▶ **Data to use**
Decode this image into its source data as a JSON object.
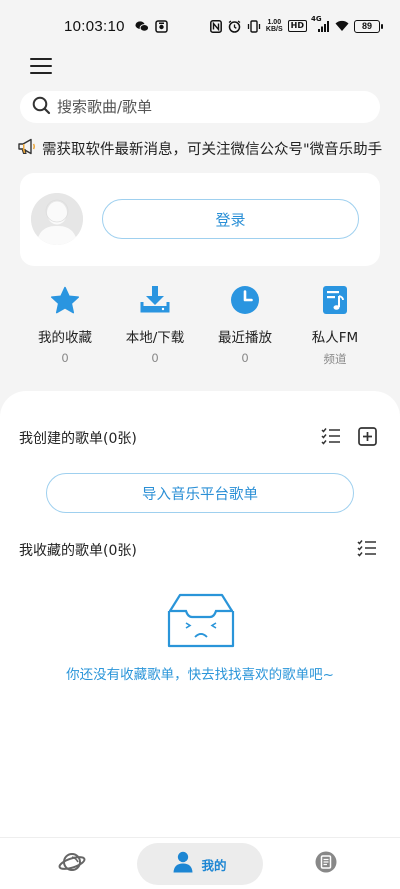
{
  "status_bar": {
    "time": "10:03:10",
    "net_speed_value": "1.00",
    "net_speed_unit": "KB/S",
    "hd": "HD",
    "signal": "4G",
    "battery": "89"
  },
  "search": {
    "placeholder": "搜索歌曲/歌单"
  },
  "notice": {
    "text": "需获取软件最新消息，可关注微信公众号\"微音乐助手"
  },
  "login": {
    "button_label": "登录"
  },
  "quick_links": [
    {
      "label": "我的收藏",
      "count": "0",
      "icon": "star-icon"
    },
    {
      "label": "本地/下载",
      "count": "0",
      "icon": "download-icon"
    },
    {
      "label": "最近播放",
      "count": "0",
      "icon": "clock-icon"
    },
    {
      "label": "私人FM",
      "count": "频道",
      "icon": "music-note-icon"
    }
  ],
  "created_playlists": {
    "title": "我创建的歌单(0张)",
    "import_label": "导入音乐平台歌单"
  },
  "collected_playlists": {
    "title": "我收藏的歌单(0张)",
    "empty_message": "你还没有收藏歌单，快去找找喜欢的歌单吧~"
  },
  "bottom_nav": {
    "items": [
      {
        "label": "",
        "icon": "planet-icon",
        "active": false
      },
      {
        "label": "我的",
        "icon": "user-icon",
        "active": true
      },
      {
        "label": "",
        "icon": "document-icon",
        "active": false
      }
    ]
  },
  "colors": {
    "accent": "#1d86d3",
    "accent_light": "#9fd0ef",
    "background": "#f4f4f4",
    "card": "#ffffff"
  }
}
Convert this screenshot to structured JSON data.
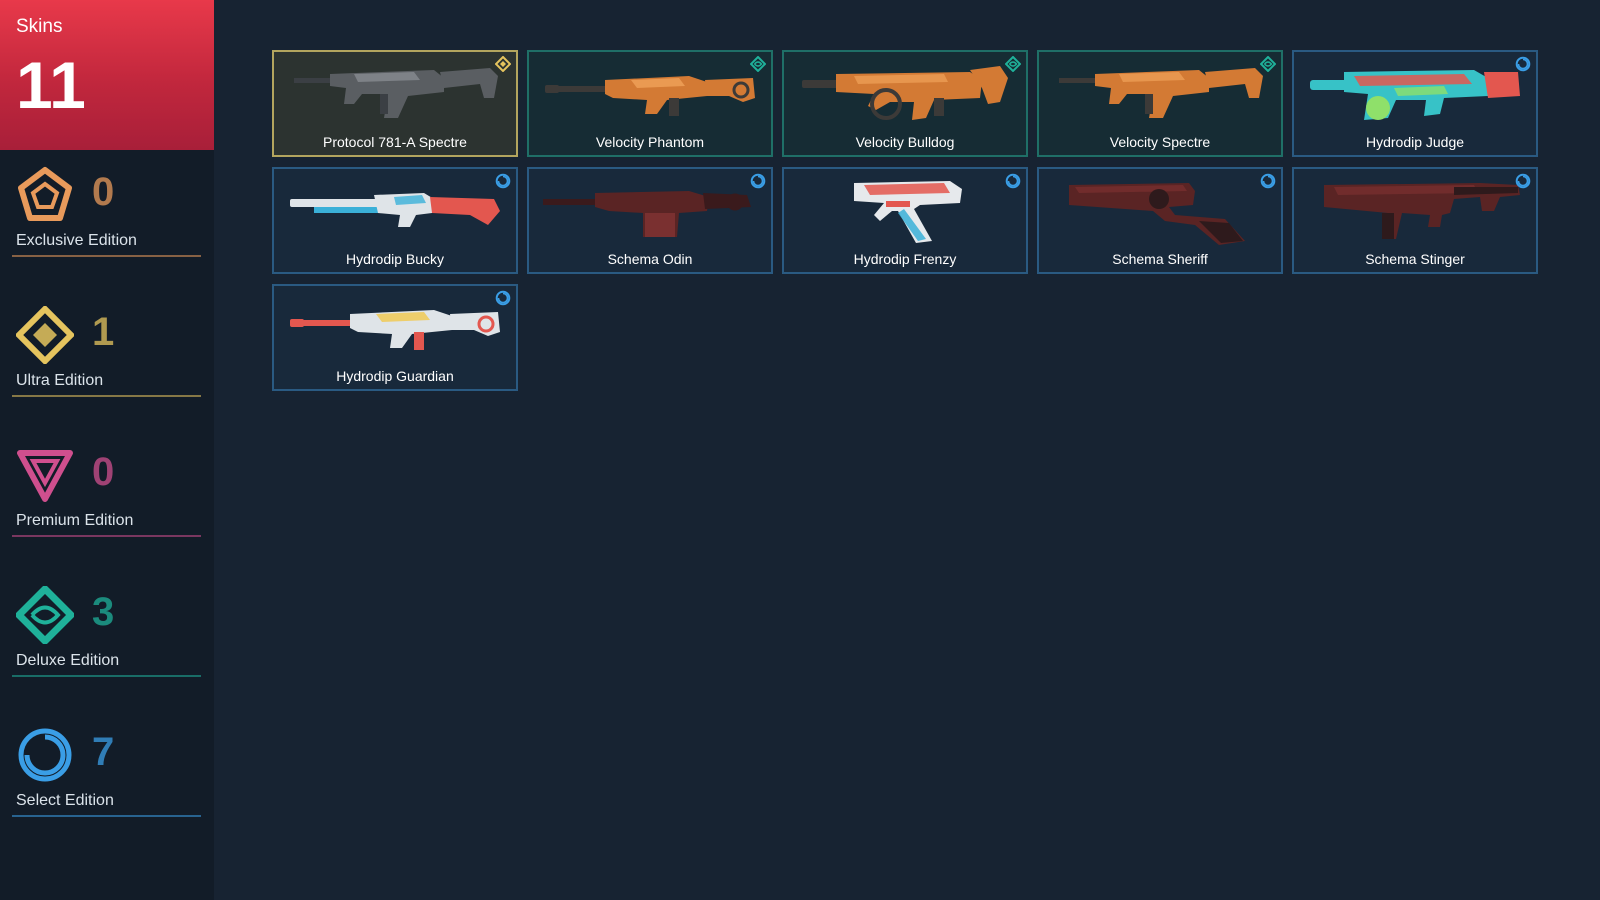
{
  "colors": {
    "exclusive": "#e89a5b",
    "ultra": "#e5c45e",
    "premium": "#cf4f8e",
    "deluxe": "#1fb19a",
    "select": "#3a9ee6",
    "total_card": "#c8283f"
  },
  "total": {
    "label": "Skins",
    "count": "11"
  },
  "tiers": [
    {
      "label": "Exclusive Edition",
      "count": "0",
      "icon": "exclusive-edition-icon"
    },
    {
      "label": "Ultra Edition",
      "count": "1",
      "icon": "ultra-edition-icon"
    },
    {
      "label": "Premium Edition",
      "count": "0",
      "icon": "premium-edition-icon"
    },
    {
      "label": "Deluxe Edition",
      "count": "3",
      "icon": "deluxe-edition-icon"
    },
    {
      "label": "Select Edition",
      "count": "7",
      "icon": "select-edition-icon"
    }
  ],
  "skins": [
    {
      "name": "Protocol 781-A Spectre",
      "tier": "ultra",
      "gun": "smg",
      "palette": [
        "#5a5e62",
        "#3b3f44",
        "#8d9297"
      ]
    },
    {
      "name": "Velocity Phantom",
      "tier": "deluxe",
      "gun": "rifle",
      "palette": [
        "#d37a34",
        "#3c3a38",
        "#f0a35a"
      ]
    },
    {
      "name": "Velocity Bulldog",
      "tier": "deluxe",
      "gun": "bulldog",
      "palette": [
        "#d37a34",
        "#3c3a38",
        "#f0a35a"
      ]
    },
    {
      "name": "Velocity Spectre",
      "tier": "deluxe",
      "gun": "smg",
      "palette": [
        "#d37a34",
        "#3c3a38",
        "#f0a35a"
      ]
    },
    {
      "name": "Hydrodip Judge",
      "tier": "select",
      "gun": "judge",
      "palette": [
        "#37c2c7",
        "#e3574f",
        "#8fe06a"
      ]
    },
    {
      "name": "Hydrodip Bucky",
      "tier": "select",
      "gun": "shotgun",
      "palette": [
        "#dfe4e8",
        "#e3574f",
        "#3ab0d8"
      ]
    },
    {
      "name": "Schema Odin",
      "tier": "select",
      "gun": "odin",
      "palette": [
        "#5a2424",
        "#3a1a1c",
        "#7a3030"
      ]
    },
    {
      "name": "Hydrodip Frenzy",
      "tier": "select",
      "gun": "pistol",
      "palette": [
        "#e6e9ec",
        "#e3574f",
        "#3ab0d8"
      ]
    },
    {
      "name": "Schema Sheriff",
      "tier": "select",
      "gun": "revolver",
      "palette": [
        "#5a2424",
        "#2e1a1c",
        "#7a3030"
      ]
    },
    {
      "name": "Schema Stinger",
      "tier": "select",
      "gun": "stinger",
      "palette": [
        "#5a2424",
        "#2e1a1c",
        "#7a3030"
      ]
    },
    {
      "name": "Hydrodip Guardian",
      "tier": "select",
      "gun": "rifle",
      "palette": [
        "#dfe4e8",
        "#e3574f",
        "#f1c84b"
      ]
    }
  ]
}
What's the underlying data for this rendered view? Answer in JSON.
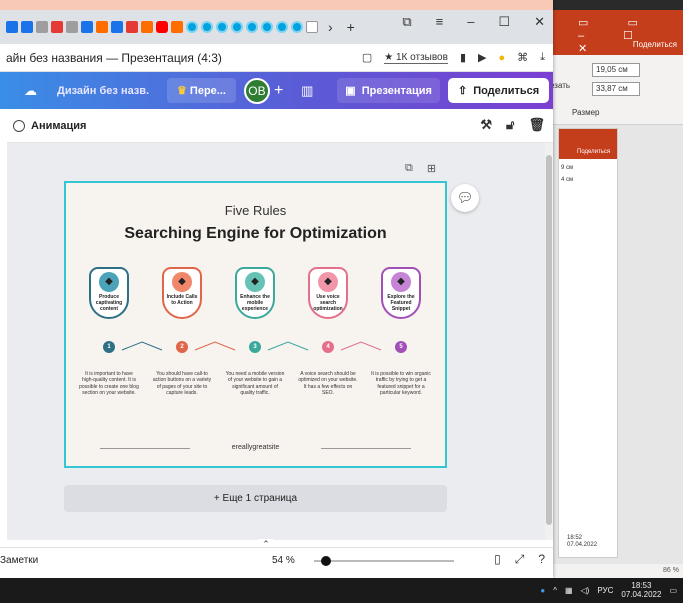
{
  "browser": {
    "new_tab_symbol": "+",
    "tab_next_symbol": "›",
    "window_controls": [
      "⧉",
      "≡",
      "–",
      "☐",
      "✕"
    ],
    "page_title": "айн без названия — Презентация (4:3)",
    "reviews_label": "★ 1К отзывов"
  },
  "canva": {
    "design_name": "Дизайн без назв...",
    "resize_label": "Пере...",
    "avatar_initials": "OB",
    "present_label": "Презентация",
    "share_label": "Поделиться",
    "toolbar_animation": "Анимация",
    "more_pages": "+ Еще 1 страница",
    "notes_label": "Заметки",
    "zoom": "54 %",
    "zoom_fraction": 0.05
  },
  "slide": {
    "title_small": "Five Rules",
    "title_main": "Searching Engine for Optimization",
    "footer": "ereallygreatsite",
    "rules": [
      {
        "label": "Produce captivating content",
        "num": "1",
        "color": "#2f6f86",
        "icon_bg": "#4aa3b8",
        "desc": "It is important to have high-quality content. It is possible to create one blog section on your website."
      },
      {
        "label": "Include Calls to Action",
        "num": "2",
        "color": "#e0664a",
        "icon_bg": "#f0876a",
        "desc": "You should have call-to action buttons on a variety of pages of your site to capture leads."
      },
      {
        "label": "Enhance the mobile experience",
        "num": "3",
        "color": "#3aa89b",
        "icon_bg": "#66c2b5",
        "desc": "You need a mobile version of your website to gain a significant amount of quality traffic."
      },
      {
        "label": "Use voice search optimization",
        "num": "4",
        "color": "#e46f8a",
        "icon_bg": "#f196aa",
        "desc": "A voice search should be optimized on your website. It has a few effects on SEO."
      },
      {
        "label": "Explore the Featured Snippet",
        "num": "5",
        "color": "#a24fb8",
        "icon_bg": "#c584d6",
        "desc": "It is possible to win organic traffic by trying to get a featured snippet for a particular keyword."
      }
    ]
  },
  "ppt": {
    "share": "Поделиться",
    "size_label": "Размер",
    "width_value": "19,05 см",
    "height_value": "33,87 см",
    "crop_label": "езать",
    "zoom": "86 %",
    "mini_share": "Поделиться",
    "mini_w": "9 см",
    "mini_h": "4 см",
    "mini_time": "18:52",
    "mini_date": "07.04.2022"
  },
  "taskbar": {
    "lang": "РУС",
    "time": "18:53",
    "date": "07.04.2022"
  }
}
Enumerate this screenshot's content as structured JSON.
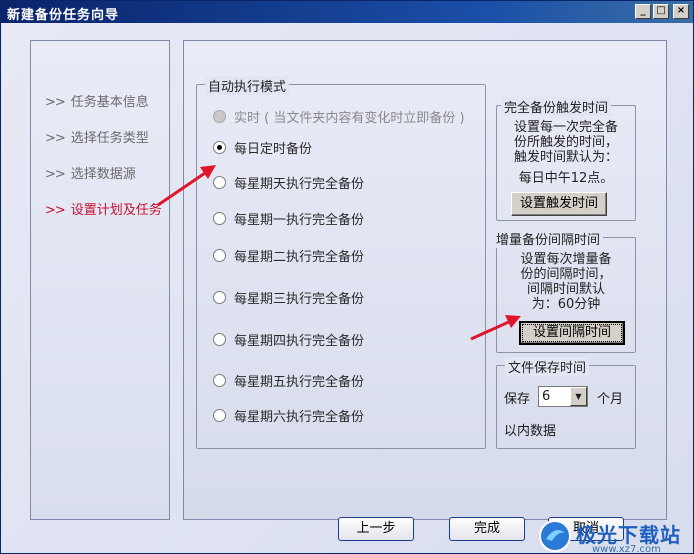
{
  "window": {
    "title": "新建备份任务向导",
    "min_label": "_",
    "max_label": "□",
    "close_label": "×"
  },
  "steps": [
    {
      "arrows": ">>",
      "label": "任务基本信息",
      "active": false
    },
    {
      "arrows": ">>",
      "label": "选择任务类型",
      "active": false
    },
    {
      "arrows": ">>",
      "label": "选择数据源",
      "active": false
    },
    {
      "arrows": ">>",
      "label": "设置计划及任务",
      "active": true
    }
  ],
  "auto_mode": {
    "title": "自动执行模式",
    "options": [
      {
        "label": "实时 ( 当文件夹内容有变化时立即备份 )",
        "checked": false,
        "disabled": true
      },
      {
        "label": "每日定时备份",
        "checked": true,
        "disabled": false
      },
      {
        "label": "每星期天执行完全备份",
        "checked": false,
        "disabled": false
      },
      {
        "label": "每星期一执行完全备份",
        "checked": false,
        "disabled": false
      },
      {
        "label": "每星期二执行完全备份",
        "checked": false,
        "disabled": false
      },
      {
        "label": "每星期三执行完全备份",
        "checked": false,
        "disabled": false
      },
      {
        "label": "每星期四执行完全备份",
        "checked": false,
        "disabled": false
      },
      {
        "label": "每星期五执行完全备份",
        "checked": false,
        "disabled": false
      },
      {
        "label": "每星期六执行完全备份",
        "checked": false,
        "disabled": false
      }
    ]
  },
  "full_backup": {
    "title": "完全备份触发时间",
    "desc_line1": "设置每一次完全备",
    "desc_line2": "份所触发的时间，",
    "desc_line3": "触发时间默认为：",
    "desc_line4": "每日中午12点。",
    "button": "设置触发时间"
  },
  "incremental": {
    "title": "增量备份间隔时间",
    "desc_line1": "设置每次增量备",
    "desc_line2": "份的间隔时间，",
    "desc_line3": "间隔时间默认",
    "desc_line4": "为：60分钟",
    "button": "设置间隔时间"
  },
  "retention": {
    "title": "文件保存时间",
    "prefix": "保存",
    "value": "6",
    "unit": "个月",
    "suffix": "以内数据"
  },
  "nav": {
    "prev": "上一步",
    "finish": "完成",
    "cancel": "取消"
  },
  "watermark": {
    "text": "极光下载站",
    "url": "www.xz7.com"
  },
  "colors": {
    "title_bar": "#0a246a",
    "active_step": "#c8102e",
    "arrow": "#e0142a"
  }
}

▶ **Short problem**
Please list every line of the records that contains "voice".

▶ **Solution**
        "label": "Use voice search optimization",
        "desc": "A voice search should be optimized on your website. It has a few effects on SEO."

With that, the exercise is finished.